What the task requires
In the copy, keep every record exact and leave out all images.

◆ ◆ ◆ ◆ ◆ ◆ ◆

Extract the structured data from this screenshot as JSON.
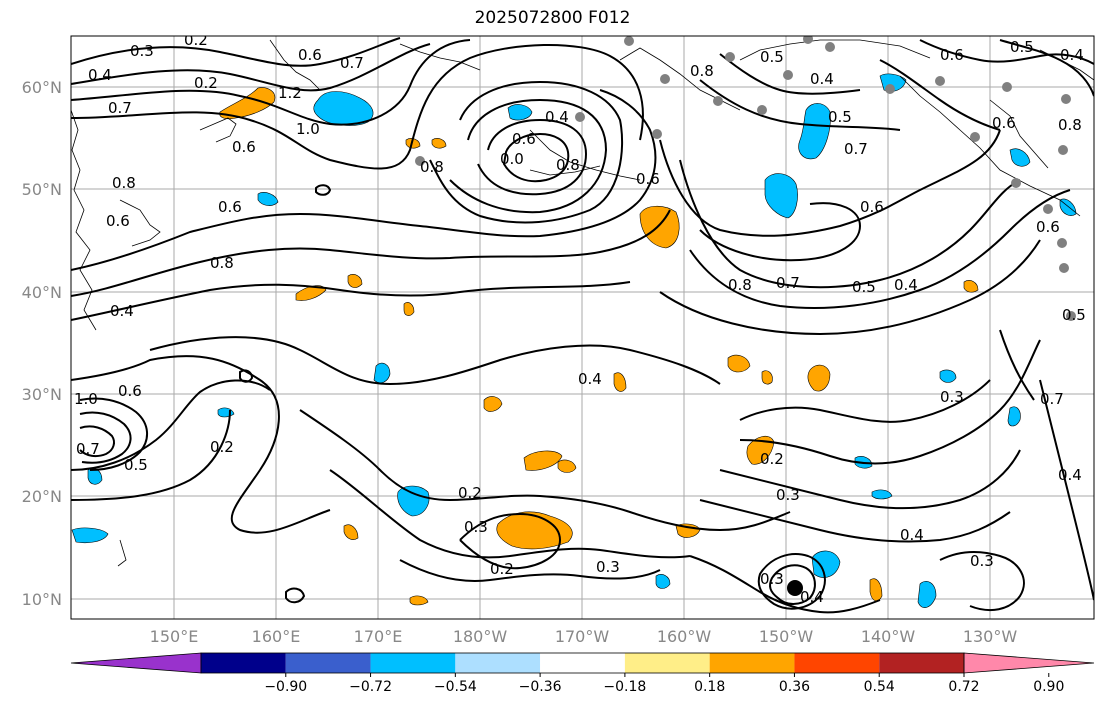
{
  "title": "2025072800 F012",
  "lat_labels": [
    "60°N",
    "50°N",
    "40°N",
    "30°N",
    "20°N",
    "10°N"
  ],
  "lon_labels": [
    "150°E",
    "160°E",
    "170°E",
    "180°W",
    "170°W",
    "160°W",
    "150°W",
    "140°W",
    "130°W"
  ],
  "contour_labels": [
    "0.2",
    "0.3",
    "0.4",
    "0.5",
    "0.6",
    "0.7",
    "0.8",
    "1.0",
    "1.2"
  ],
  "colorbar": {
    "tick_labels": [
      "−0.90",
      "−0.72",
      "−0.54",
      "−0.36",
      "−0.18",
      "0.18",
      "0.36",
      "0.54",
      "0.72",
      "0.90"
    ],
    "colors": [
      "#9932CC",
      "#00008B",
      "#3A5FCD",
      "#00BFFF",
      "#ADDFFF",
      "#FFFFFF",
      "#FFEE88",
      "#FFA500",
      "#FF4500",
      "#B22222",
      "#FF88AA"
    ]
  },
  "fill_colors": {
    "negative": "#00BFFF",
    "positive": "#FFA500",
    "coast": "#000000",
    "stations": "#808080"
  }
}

◆ ◆ ◆ ◆ ◆ ◆ ◆

Completed exercise
Extract the structured data from this screenshot as JSON.
{
  "title": "2025072800 F012",
  "lat_labels": [
    "60°N",
    "50°N",
    "40°N",
    "30°N",
    "20°N",
    "10°N"
  ],
  "lon_labels": [
    "150°E",
    "160°E",
    "170°E",
    "180°W",
    "170°W",
    "160°W",
    "150°W",
    "140°W",
    "130°W"
  ],
  "contour_labels": [
    "0.2",
    "0.3",
    "0.4",
    "0.5",
    "0.6",
    "0.7",
    "0.8",
    "1.0",
    "1.2"
  ],
  "colorbar": {
    "tick_labels": [
      "−0.90",
      "−0.72",
      "−0.54",
      "−0.36",
      "−0.18",
      "0.18",
      "0.36",
      "0.54",
      "0.72",
      "0.90"
    ],
    "colors": [
      "#9932CC",
      "#00008B",
      "#3A5FCD",
      "#00BFFF",
      "#ADDFFF",
      "#FFFFFF",
      "#FFEE88",
      "#FFA500",
      "#FF4500",
      "#B22222",
      "#FF88AA"
    ]
  },
  "fill_colors": {
    "negative": "#00BFFF",
    "positive": "#FFA500",
    "coast": "#000000",
    "stations": "#808080"
  }
}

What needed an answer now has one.